[What to work on] Read the records below. Copy each line where the string "structured" occurs.
-- Start --
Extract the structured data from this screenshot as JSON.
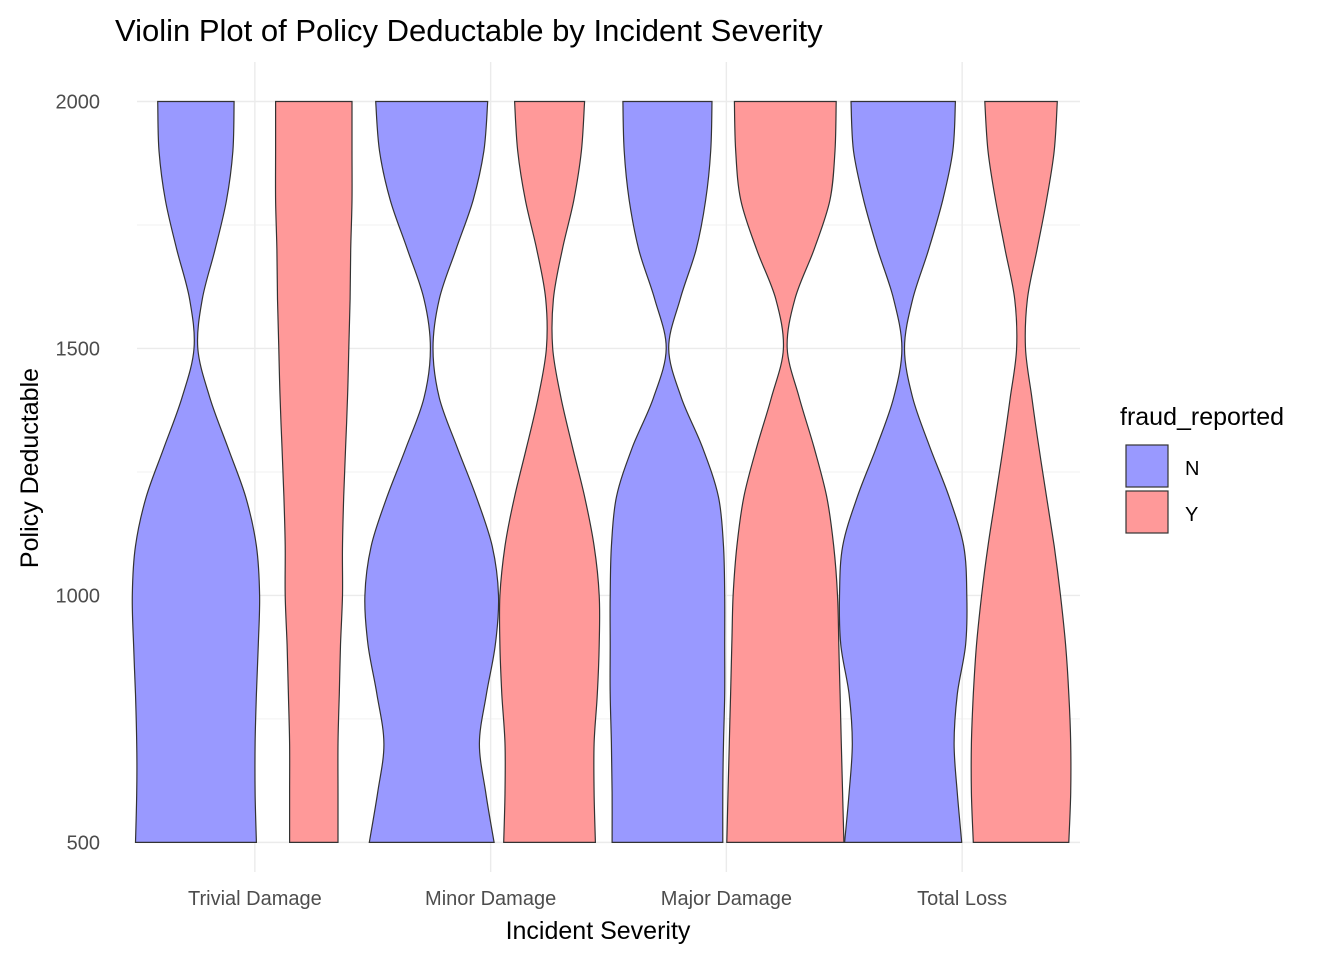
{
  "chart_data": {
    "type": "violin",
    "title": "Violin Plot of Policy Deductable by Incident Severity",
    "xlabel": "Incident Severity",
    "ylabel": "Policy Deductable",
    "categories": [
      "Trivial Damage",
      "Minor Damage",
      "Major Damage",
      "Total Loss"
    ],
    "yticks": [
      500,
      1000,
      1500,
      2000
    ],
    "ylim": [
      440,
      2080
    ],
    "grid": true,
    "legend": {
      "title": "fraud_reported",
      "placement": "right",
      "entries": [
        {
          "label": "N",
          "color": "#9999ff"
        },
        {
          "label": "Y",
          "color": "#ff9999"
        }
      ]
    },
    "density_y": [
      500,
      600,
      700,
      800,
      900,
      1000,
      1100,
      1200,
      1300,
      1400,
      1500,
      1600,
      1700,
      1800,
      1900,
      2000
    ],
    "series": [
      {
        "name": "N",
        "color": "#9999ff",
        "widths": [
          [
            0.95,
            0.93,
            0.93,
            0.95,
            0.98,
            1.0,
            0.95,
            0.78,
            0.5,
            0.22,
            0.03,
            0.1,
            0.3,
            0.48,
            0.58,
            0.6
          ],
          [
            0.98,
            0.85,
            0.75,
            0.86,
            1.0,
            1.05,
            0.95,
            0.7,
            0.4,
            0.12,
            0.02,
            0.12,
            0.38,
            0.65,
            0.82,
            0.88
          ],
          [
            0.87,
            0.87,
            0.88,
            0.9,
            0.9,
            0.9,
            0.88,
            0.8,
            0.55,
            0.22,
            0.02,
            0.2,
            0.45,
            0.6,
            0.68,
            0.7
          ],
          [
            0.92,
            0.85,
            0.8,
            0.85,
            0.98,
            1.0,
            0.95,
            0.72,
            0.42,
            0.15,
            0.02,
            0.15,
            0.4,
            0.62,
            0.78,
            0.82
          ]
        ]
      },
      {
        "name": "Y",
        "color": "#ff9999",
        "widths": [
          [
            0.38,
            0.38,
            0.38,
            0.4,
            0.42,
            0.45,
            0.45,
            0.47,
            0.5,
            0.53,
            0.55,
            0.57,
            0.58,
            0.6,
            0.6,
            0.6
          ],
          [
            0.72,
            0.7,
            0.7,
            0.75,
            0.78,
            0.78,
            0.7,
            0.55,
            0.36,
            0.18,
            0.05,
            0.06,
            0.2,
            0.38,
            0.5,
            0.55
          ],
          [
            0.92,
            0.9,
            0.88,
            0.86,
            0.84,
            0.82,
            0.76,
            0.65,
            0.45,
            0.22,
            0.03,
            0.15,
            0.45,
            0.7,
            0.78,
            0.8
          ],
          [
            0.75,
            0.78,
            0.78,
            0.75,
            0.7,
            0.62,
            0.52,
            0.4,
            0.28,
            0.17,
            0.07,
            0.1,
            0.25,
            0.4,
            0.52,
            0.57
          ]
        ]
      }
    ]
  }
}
-- End --
-- Start --
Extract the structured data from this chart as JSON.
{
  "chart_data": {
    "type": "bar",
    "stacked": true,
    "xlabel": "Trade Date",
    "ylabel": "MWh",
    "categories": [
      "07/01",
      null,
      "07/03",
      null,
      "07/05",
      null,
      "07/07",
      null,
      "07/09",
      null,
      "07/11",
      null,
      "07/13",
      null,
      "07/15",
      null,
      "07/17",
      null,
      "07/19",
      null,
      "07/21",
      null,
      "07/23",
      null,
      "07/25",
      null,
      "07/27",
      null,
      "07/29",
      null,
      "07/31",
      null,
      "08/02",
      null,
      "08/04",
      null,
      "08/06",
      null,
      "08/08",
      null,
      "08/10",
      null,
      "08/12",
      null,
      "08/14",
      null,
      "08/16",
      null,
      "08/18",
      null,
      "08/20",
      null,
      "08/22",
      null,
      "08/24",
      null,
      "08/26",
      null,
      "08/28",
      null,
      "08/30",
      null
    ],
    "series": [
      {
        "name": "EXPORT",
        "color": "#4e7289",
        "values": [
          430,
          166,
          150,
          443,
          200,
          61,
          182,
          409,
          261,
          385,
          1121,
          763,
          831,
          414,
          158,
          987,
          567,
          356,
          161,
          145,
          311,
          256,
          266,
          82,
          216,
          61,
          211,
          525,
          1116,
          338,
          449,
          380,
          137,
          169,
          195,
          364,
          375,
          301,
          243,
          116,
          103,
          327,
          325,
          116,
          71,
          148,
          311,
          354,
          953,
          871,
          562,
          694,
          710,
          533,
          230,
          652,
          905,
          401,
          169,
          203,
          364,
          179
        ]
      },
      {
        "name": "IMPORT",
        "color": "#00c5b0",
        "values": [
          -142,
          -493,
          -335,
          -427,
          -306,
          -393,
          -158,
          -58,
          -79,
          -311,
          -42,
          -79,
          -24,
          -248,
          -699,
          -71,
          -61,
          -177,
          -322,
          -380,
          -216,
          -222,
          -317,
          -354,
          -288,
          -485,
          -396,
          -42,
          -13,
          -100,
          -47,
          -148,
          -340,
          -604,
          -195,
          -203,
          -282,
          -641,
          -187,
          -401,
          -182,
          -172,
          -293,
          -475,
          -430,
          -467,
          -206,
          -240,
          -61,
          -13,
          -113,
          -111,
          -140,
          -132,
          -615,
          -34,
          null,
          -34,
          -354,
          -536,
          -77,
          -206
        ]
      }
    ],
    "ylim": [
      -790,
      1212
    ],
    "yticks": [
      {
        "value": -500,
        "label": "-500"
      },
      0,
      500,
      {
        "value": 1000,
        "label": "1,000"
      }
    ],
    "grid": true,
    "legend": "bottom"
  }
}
-- End --
[The output]
Extract the structured data from this screenshot as JSON.
Extract the structured data from this chart as JSON.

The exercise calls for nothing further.